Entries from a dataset
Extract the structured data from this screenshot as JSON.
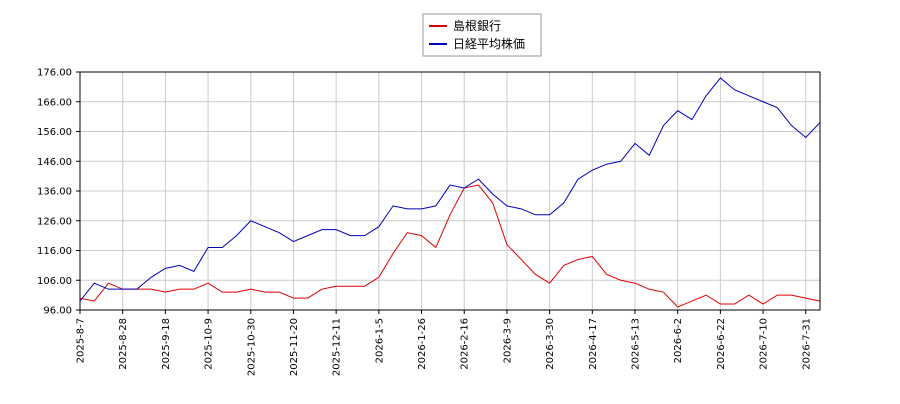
{
  "chart_data": {
    "type": "line",
    "categories": [
      "2025-8-7",
      null,
      null,
      "2025-8-28",
      null,
      null,
      "2025-9-18",
      null,
      null,
      "2025-10-9",
      null,
      null,
      "2025-10-30",
      null,
      null,
      "2025-11-20",
      null,
      null,
      "2025-12-11",
      null,
      null,
      "2026-1-5",
      null,
      null,
      "2026-1-26",
      null,
      null,
      "2026-2-16",
      null,
      null,
      "2026-3-9",
      null,
      null,
      "2026-3-30",
      null,
      null,
      "2026-4-17",
      null,
      null,
      "2026-5-13",
      null,
      null,
      "2026-6-2",
      null,
      null,
      "2026-6-22",
      null,
      null,
      "2026-7-10",
      null,
      null,
      "2026-7-31",
      null
    ],
    "series": [
      {
        "name": "島根銀行",
        "color": "#dd0000",
        "values": [
          100,
          99,
          105,
          103,
          103,
          103,
          102,
          103,
          103,
          105,
          102,
          102,
          103,
          102,
          102,
          100,
          100,
          103,
          104,
          104,
          104,
          107,
          115,
          122,
          121,
          117,
          128,
          137,
          138,
          132,
          118,
          113,
          108,
          105,
          111,
          113,
          114,
          108,
          106,
          105,
          103,
          102,
          97,
          99,
          101,
          98,
          98,
          101,
          98,
          101,
          101,
          100,
          99
        ]
      },
      {
        "name": "日経平均株価",
        "color": "#0000bb",
        "values": [
          99,
          105,
          103,
          103,
          103,
          107,
          110,
          111,
          109,
          117,
          117,
          121,
          126,
          124,
          122,
          119,
          121,
          123,
          123,
          121,
          121,
          124,
          131,
          130,
          130,
          131,
          138,
          137,
          140,
          135,
          131,
          130,
          128,
          128,
          132,
          140,
          143,
          145,
          146,
          152,
          148,
          158,
          163,
          160,
          168,
          174,
          170,
          168,
          166,
          164,
          158,
          154,
          159
        ]
      }
    ],
    "ylim": [
      96,
      176
    ],
    "yticks": [
      {
        "value": 96,
        "label": "96.00"
      },
      {
        "value": 106,
        "label": "106.00"
      },
      {
        "value": 116,
        "label": "116.00"
      },
      {
        "value": 126,
        "label": "126.00"
      },
      {
        "value": 136,
        "label": "136.00"
      },
      {
        "value": 146,
        "label": "146.00"
      },
      {
        "value": 156,
        "label": "156.00"
      },
      {
        "value": 166,
        "label": "166.00"
      },
      {
        "value": 176,
        "label": "176.00"
      }
    ],
    "grid": true,
    "legend": "top"
  }
}
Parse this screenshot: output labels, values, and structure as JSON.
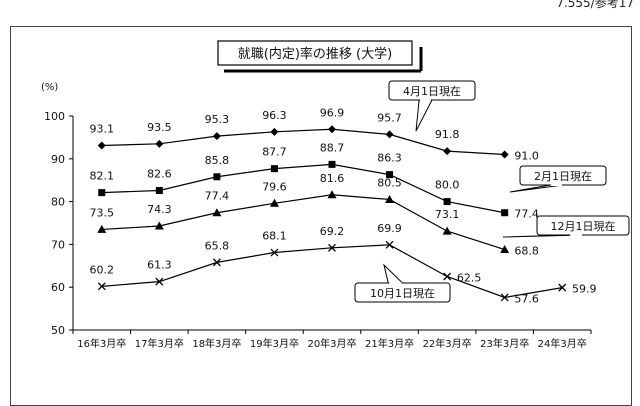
{
  "page_ref": "7.555/参考17",
  "chart_data": {
    "type": "line",
    "title": "就職(内定)率の推移 (大学)",
    "ylabel": "(%)",
    "xlabel": "",
    "ylim": [
      50,
      100
    ],
    "yticks": [
      50,
      60,
      70,
      80,
      90,
      100
    ],
    "grid": false,
    "categories": [
      "16年3月卒",
      "17年3月卒",
      "18年3月卒",
      "19年3月卒",
      "20年3月卒",
      "21年3月卒",
      "22年3月卒",
      "23年3月卒",
      "24年3月卒"
    ],
    "series": [
      {
        "name": "4月1日現在",
        "marker": "diamond",
        "values": [
          93.1,
          93.5,
          95.3,
          96.3,
          96.9,
          95.7,
          91.8,
          91.0,
          null
        ],
        "labels": [
          "93.1",
          "93.5",
          "95.3",
          "96.3",
          "96.9",
          "95.7",
          "91.8",
          "91.0",
          null
        ]
      },
      {
        "name": "2月1日現在",
        "marker": "square",
        "values": [
          82.1,
          82.6,
          85.8,
          87.7,
          88.7,
          86.3,
          80.0,
          77.4,
          null
        ],
        "labels": [
          "82.1",
          "82.6",
          "85.8",
          "87.7",
          "88.7",
          "86.3",
          "80.0",
          "77.4",
          null
        ]
      },
      {
        "name": "12月1日現在",
        "marker": "triangle",
        "values": [
          73.5,
          74.3,
          77.4,
          79.6,
          81.6,
          80.5,
          73.1,
          68.8,
          null
        ],
        "labels": [
          "73.5",
          "74.3",
          "77.4",
          "79.6",
          "81.6",
          "80.5",
          "73.1",
          "68.8",
          null
        ]
      },
      {
        "name": "10月1日現在",
        "marker": "cross",
        "values": [
          60.2,
          61.3,
          65.8,
          68.1,
          69.2,
          69.9,
          62.5,
          57.6,
          59.9
        ],
        "labels": [
          "60.2",
          "61.3",
          "65.8",
          "68.1",
          "69.2",
          "69.9",
          "62.5",
          "57.6",
          "59.9"
        ]
      }
    ],
    "colors": {
      "line": "#000000",
      "marker": "#000000"
    }
  }
}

### Short exercise
Give back the entries verbatim. Do not include any picture.

### Solution
Extract the structured data from this screenshot as JSON.
{
  "chart_data": {
    "type": "line",
    "categories": [
      "2025-8-7",
      null,
      null,
      "2025-8-28",
      null,
      null,
      "2025-9-18",
      null,
      null,
      "2025-10-9",
      null,
      null,
      "2025-10-30",
      null,
      null,
      "2025-11-20",
      null,
      null,
      "2025-12-11",
      null,
      null,
      "2026-1-5",
      null,
      null,
      "2026-1-26",
      null,
      null,
      "2026-2-16",
      null,
      null,
      "2026-3-9",
      null,
      null,
      "2026-3-30",
      null,
      null,
      "2026-4-17",
      null,
      null,
      "2026-5-13",
      null,
      null,
      "2026-6-2",
      null,
      null,
      "2026-6-22",
      null,
      null,
      "2026-7-10",
      null,
      null,
      "2026-7-31",
      null
    ],
    "series": [
      {
        "name": "島根銀行",
        "color": "#dd0000",
        "values": [
          100,
          99,
          105,
          103,
          103,
          103,
          102,
          103,
          103,
          105,
          102,
          102,
          103,
          102,
          102,
          100,
          100,
          103,
          104,
          104,
          104,
          107,
          115,
          122,
          121,
          117,
          128,
          137,
          138,
          132,
          118,
          113,
          108,
          105,
          111,
          113,
          114,
          108,
          106,
          105,
          103,
          102,
          97,
          99,
          101,
          98,
          98,
          101,
          98,
          101,
          101,
          100,
          99
        ]
      },
      {
        "name": "日経平均株価",
        "color": "#0000bb",
        "values": [
          99,
          105,
          103,
          103,
          103,
          107,
          110,
          111,
          109,
          117,
          117,
          121,
          126,
          124,
          122,
          119,
          121,
          123,
          123,
          121,
          121,
          124,
          131,
          130,
          130,
          131,
          138,
          137,
          140,
          135,
          131,
          130,
          128,
          128,
          132,
          140,
          143,
          145,
          146,
          152,
          148,
          158,
          163,
          160,
          168,
          174,
          170,
          168,
          166,
          164,
          158,
          154,
          159
        ]
      }
    ],
    "ylim": [
      96,
      176
    ],
    "yticks": [
      {
        "value": 96,
        "label": "96.00"
      },
      {
        "value": 106,
        "label": "106.00"
      },
      {
        "value": 116,
        "label": "116.00"
      },
      {
        "value": 126,
        "label": "126.00"
      },
      {
        "value": 136,
        "label": "136.00"
      },
      {
        "value": 146,
        "label": "146.00"
      },
      {
        "value": 156,
        "label": "156.00"
      },
      {
        "value": 166,
        "label": "166.00"
      },
      {
        "value": 176,
        "label": "176.00"
      }
    ],
    "grid": true,
    "legend": "top"
  }
}
Parse this screenshot: output labels, values, and structure as JSON.
{
  "page_ref": "7.555/参考17",
  "chart_data": {
    "type": "line",
    "title": "就職(内定)率の推移 (大学)",
    "ylabel": "(%)",
    "xlabel": "",
    "ylim": [
      50,
      100
    ],
    "yticks": [
      50,
      60,
      70,
      80,
      90,
      100
    ],
    "grid": false,
    "categories": [
      "16年3月卒",
      "17年3月卒",
      "18年3月卒",
      "19年3月卒",
      "20年3月卒",
      "21年3月卒",
      "22年3月卒",
      "23年3月卒",
      "24年3月卒"
    ],
    "series": [
      {
        "name": "4月1日現在",
        "marker": "diamond",
        "values": [
          93.1,
          93.5,
          95.3,
          96.3,
          96.9,
          95.7,
          91.8,
          91.0,
          null
        ],
        "labels": [
          "93.1",
          "93.5",
          "95.3",
          "96.3",
          "96.9",
          "95.7",
          "91.8",
          "91.0",
          null
        ]
      },
      {
        "name": "2月1日現在",
        "marker": "square",
        "values": [
          82.1,
          82.6,
          85.8,
          87.7,
          88.7,
          86.3,
          80.0,
          77.4,
          null
        ],
        "labels": [
          "82.1",
          "82.6",
          "85.8",
          "87.7",
          "88.7",
          "86.3",
          "80.0",
          "77.4",
          null
        ]
      },
      {
        "name": "12月1日現在",
        "marker": "triangle",
        "values": [
          73.5,
          74.3,
          77.4,
          79.6,
          81.6,
          80.5,
          73.1,
          68.8,
          null
        ],
        "labels": [
          "73.5",
          "74.3",
          "77.4",
          "79.6",
          "81.6",
          "80.5",
          "73.1",
          "68.8",
          null
        ]
      },
      {
        "name": "10月1日現在",
        "marker": "cross",
        "values": [
          60.2,
          61.3,
          65.8,
          68.1,
          69.2,
          69.9,
          62.5,
          57.6,
          59.9
        ],
        "labels": [
          "60.2",
          "61.3",
          "65.8",
          "68.1",
          "69.2",
          "69.9",
          "62.5",
          "57.6",
          "59.9"
        ]
      }
    ],
    "colors": {
      "line": "#000000",
      "marker": "#000000"
    }
  }
}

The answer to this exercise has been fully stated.